Take each line containing the word "resultados" and copy it.
[Begin Given data]
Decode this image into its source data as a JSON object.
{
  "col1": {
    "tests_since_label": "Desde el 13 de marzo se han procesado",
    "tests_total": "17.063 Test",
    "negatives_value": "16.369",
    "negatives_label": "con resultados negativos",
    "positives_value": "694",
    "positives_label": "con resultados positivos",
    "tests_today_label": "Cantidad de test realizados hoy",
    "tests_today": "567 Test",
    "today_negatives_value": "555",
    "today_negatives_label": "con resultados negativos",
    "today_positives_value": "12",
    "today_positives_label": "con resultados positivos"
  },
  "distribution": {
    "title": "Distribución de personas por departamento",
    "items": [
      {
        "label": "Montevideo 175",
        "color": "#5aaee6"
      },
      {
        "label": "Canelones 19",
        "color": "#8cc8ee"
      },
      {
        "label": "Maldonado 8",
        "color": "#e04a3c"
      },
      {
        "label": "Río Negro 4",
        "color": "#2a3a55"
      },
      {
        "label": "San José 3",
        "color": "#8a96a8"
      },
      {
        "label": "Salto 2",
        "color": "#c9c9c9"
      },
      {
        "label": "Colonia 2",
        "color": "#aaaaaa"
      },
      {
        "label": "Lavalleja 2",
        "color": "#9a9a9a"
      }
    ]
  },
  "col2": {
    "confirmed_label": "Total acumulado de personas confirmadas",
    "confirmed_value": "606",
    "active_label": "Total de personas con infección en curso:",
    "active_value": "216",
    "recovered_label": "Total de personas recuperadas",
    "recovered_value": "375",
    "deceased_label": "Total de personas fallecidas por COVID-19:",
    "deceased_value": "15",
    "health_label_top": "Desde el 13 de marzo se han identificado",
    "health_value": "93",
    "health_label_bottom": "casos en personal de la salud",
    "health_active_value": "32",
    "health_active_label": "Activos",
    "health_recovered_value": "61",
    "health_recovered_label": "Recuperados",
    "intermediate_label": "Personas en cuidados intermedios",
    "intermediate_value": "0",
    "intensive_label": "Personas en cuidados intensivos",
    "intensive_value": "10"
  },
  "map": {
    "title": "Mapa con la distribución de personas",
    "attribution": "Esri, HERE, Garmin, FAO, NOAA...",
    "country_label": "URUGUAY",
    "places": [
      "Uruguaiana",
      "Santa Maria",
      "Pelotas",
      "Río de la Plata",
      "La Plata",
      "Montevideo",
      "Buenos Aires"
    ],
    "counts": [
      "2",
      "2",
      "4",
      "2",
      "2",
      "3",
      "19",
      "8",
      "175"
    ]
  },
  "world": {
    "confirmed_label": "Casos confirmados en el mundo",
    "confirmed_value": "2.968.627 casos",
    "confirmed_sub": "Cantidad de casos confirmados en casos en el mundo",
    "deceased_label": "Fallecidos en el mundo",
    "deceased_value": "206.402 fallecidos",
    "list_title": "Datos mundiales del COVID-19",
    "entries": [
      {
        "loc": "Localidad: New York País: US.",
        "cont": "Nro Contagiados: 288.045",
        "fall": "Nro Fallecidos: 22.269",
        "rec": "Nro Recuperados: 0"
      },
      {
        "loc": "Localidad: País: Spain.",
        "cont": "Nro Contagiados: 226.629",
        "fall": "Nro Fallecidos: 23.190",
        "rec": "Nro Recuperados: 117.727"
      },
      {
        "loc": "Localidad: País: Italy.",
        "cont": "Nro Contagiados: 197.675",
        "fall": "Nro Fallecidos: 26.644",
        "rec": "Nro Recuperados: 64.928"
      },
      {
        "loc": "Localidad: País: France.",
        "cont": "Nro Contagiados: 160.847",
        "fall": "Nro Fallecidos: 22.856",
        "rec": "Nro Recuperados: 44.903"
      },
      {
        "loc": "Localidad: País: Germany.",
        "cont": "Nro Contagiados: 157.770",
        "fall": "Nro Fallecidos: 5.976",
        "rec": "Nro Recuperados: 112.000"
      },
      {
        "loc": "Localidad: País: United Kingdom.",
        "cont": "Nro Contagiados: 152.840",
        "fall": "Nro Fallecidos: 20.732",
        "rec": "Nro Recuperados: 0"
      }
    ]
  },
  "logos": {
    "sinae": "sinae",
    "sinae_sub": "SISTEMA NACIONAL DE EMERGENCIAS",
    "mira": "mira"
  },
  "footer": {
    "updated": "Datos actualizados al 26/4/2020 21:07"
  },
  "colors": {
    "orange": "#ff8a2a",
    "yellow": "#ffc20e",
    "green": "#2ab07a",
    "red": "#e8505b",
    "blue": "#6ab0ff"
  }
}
[End Given data]
*Solution to this task*
    "negatives_label": "con resultados negativos",
    "positives_label": "con resultados positivos",
    "today_negatives_label": "con resultados negativos",
    "today_positives_label": "con resultados positivos"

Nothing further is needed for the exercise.